___ Dataset content

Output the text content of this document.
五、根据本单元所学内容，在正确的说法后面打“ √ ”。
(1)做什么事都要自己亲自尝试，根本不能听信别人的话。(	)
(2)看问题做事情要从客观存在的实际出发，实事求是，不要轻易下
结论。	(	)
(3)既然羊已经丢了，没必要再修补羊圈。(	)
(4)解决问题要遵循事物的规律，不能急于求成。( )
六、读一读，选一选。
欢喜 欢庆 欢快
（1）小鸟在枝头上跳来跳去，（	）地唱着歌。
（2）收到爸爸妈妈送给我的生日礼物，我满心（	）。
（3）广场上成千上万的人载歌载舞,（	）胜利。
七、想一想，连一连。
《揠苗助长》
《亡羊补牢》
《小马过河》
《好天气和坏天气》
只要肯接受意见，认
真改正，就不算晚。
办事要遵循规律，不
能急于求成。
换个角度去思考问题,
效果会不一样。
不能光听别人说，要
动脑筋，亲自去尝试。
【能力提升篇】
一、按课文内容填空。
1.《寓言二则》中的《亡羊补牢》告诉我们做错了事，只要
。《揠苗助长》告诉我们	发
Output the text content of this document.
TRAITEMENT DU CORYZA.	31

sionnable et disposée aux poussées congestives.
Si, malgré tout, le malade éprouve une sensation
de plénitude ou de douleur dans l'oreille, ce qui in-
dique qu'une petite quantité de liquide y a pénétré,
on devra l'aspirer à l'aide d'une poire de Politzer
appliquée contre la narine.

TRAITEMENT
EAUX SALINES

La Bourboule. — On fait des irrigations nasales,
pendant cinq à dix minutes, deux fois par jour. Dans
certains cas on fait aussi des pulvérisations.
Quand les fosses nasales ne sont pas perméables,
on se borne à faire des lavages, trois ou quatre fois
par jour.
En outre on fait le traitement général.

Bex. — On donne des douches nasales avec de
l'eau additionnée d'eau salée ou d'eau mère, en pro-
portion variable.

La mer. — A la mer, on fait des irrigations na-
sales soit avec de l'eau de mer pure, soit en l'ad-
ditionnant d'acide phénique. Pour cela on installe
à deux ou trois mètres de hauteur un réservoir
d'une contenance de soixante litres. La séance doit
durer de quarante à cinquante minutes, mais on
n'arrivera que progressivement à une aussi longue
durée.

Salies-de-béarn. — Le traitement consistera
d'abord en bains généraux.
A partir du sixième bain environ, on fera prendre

______
___ Dataset content

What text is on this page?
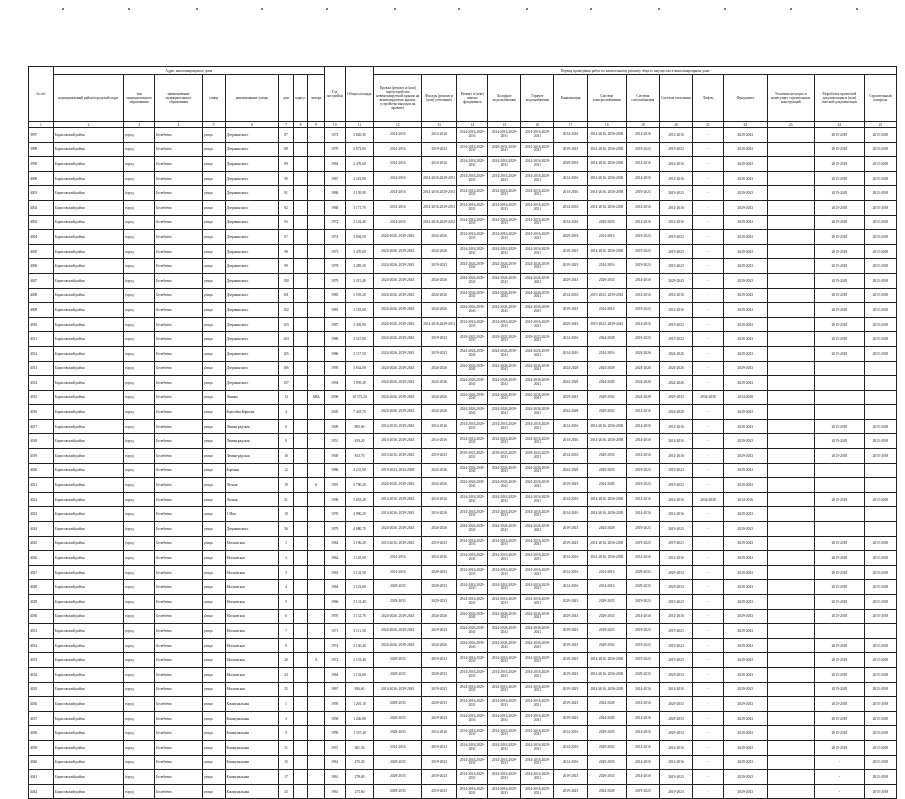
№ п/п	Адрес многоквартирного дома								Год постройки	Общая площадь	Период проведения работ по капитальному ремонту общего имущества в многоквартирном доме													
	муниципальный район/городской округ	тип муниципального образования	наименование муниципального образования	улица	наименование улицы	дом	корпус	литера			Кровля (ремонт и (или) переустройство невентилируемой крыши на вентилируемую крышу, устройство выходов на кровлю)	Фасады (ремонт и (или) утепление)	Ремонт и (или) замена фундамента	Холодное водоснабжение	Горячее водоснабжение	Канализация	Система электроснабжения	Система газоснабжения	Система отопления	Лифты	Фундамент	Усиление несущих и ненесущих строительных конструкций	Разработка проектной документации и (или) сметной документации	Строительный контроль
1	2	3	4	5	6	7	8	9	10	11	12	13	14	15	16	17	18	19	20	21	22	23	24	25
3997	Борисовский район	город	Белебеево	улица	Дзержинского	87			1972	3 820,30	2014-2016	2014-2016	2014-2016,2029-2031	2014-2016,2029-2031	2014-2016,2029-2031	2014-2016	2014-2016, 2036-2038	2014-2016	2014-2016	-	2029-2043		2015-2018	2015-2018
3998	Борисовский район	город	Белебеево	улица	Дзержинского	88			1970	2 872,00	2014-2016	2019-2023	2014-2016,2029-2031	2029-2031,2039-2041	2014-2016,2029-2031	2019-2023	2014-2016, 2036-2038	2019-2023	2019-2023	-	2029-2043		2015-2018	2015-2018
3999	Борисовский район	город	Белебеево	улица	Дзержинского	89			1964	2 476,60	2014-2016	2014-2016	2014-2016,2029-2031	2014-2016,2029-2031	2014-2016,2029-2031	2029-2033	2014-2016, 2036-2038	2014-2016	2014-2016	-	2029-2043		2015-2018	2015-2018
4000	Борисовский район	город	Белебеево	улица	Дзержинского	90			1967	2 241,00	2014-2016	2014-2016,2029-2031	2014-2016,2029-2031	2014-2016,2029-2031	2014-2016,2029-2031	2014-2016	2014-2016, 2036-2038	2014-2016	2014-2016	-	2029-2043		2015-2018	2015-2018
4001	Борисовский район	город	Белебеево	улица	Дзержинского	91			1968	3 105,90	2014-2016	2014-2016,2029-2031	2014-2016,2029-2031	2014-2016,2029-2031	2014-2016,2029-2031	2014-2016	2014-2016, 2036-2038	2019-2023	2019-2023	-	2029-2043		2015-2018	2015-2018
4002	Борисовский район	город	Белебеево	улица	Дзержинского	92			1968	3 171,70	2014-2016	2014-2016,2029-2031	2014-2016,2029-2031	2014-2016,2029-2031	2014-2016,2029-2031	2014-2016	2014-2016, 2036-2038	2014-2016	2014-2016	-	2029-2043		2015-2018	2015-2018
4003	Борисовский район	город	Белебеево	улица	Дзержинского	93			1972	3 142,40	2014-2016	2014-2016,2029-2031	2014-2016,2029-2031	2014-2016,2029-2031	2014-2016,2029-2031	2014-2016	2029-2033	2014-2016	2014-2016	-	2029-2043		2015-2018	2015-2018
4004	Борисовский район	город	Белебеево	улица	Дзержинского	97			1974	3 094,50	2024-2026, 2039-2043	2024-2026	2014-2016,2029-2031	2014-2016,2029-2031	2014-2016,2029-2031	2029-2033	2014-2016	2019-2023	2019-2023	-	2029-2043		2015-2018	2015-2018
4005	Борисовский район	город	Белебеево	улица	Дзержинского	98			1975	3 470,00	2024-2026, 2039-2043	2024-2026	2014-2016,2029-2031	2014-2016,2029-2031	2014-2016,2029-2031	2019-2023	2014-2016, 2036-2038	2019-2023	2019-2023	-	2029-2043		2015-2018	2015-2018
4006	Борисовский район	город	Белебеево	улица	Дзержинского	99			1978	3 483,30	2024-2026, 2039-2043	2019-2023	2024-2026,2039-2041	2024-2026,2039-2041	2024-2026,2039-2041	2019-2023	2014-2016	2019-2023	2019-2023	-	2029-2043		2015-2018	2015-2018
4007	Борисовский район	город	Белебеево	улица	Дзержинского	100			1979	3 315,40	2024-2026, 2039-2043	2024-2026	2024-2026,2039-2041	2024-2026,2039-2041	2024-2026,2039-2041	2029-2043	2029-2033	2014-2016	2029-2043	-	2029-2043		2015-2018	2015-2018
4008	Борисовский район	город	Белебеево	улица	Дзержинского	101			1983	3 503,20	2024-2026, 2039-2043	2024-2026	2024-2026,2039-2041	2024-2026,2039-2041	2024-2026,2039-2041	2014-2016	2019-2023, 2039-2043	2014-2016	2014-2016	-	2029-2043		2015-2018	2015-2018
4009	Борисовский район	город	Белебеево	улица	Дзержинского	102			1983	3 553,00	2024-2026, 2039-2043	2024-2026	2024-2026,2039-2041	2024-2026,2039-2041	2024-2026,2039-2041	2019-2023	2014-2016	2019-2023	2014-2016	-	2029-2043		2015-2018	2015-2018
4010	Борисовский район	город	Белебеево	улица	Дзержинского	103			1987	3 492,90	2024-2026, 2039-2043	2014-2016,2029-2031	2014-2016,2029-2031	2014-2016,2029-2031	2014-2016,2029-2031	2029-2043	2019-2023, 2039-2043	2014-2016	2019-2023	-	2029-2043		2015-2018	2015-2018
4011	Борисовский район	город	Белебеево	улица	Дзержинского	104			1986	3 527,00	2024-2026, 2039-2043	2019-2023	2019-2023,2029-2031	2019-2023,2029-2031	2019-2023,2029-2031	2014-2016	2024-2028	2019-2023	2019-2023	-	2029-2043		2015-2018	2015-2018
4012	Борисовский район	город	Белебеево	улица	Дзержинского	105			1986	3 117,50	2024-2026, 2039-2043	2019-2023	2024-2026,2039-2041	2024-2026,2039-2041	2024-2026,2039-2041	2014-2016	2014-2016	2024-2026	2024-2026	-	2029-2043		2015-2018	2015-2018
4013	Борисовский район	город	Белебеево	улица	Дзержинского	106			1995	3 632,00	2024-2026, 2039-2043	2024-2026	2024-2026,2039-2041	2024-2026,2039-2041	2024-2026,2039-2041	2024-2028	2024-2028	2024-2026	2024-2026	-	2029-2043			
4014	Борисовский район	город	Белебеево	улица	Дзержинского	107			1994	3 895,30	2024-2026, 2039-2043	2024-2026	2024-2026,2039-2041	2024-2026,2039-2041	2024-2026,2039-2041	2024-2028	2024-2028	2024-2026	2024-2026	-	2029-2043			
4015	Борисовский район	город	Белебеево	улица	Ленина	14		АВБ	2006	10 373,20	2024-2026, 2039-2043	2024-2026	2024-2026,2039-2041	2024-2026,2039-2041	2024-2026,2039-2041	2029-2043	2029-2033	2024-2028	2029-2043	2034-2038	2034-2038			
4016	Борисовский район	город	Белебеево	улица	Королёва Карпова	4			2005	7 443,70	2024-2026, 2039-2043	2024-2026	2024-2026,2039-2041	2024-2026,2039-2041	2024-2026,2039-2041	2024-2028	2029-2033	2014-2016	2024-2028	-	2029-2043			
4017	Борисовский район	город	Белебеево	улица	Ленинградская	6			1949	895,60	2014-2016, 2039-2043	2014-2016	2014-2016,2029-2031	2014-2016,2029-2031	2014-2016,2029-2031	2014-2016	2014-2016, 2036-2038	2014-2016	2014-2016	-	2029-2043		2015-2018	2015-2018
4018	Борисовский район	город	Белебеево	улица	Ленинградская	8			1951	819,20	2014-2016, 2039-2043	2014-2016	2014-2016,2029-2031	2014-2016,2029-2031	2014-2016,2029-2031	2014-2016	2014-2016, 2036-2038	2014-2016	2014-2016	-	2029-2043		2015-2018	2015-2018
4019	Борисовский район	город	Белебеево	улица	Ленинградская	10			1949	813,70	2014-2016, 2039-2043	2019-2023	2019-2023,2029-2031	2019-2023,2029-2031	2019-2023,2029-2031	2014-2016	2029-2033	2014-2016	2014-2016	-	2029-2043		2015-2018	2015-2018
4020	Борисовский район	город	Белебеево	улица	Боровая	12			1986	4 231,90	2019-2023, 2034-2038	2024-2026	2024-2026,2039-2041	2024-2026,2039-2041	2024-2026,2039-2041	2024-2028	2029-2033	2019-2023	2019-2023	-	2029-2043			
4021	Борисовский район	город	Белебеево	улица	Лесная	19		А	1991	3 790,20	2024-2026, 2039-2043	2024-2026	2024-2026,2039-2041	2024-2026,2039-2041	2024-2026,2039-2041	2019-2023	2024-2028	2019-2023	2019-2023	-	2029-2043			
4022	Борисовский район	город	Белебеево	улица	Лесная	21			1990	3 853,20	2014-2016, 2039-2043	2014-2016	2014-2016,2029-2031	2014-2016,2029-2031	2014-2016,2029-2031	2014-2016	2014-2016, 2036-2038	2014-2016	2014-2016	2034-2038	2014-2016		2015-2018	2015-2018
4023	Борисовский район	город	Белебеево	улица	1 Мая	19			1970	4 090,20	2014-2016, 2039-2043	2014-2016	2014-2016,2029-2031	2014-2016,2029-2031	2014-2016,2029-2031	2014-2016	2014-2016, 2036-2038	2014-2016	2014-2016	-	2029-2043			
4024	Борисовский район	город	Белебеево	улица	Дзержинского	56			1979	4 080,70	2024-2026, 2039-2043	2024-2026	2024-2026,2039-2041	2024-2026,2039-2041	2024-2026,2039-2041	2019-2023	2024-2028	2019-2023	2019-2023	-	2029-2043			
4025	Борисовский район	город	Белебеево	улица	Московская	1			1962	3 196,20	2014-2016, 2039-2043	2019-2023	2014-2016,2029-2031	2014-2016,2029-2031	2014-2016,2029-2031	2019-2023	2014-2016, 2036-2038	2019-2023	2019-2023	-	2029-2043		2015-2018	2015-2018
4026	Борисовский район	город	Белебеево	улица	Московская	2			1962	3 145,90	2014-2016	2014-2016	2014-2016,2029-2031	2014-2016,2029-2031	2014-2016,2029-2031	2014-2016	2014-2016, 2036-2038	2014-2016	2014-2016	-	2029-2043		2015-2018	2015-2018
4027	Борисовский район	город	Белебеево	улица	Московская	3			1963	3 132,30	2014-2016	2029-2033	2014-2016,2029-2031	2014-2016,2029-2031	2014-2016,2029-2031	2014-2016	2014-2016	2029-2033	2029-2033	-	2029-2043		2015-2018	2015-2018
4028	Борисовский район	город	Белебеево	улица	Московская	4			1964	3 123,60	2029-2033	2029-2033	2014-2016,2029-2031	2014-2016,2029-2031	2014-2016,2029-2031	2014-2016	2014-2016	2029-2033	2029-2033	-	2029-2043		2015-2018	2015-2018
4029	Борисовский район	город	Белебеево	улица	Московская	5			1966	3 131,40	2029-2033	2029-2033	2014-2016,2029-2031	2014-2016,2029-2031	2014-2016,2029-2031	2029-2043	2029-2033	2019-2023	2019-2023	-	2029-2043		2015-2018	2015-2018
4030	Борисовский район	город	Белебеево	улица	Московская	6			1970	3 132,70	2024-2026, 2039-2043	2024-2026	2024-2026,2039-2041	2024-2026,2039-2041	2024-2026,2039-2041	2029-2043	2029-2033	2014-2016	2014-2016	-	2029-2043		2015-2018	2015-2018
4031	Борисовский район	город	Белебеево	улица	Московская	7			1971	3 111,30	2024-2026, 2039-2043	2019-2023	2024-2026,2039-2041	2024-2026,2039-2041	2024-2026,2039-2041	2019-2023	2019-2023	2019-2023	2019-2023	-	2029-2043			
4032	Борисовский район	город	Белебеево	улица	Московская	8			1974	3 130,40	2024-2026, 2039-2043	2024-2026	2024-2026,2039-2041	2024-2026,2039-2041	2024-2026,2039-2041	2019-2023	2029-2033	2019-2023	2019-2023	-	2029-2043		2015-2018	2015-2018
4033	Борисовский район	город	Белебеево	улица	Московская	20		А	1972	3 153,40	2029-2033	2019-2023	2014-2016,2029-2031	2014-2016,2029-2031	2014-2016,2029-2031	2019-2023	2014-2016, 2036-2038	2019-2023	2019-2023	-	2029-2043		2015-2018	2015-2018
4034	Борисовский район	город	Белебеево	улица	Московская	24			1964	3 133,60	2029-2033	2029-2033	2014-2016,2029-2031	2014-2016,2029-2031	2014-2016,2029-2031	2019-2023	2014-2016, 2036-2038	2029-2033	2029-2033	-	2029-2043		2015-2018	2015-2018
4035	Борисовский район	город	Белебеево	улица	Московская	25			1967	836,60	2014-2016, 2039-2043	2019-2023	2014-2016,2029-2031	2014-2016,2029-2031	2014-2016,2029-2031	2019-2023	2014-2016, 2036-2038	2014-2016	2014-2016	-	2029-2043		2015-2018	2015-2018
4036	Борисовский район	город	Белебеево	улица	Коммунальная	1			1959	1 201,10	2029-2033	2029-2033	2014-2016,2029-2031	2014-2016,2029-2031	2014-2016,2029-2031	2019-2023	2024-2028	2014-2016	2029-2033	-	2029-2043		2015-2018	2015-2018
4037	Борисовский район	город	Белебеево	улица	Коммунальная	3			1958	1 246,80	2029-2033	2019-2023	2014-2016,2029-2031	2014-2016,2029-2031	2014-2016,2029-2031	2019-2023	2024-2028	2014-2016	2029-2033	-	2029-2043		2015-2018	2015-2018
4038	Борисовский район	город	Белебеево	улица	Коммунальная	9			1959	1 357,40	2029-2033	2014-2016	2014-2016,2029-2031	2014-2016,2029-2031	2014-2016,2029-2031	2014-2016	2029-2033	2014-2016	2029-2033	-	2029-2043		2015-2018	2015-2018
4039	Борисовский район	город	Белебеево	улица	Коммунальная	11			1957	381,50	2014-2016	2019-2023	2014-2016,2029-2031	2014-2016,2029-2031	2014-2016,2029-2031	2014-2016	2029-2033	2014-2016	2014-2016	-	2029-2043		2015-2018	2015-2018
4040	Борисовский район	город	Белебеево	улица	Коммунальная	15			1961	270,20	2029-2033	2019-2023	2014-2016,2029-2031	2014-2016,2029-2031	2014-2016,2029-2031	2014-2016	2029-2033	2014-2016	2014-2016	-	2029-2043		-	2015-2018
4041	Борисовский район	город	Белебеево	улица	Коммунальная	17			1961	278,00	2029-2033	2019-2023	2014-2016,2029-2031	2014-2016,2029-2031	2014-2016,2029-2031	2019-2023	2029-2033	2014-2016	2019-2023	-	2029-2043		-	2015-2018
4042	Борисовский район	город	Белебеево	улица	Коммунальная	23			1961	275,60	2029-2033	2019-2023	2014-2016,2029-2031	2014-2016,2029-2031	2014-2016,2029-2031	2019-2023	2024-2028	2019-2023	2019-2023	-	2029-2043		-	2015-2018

______
___ Dataset content

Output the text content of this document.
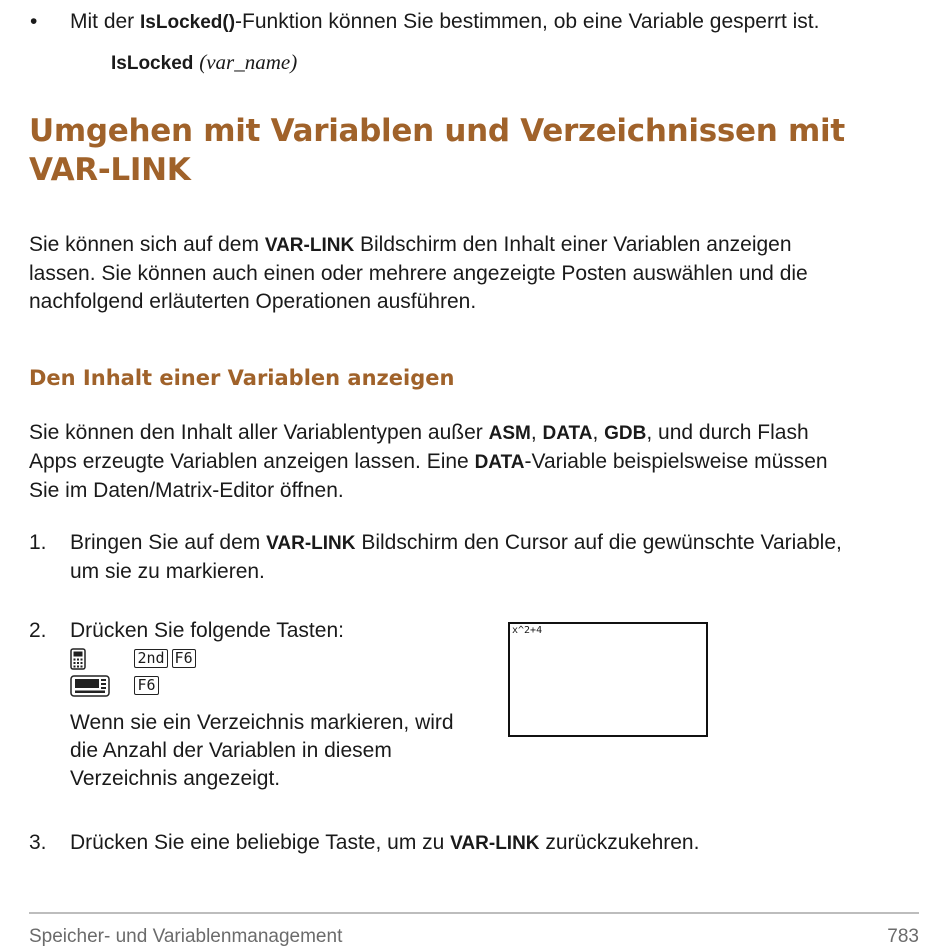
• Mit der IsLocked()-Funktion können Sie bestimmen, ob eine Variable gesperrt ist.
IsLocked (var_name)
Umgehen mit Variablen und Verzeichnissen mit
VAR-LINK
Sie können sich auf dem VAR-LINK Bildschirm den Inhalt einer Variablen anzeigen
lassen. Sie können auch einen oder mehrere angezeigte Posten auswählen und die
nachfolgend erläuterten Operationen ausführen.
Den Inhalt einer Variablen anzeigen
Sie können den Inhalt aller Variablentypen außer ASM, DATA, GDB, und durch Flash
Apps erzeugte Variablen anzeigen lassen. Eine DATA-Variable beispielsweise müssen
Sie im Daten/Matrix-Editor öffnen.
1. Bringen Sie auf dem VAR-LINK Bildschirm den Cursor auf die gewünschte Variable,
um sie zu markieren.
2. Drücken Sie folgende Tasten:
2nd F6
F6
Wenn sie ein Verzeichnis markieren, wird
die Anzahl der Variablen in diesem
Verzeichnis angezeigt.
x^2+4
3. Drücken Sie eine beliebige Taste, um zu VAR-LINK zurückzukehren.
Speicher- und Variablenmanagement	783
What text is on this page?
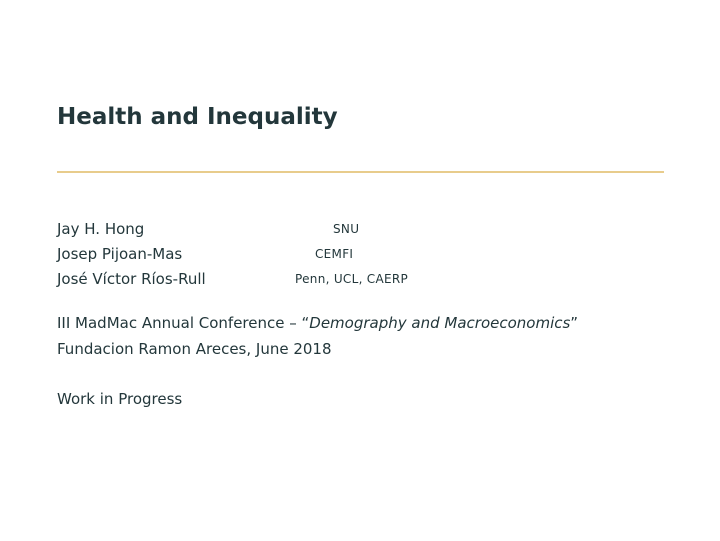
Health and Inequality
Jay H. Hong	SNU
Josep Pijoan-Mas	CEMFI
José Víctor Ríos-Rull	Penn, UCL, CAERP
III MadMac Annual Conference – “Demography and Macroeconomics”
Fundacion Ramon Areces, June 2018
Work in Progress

______

Requirement: Read the entries and select each line where the word "irrigations" is found.

Answer to the exercise:
La Bourboule. — On fait des irrigations nasales,
La mer. — A la mer, on fait des irrigations na-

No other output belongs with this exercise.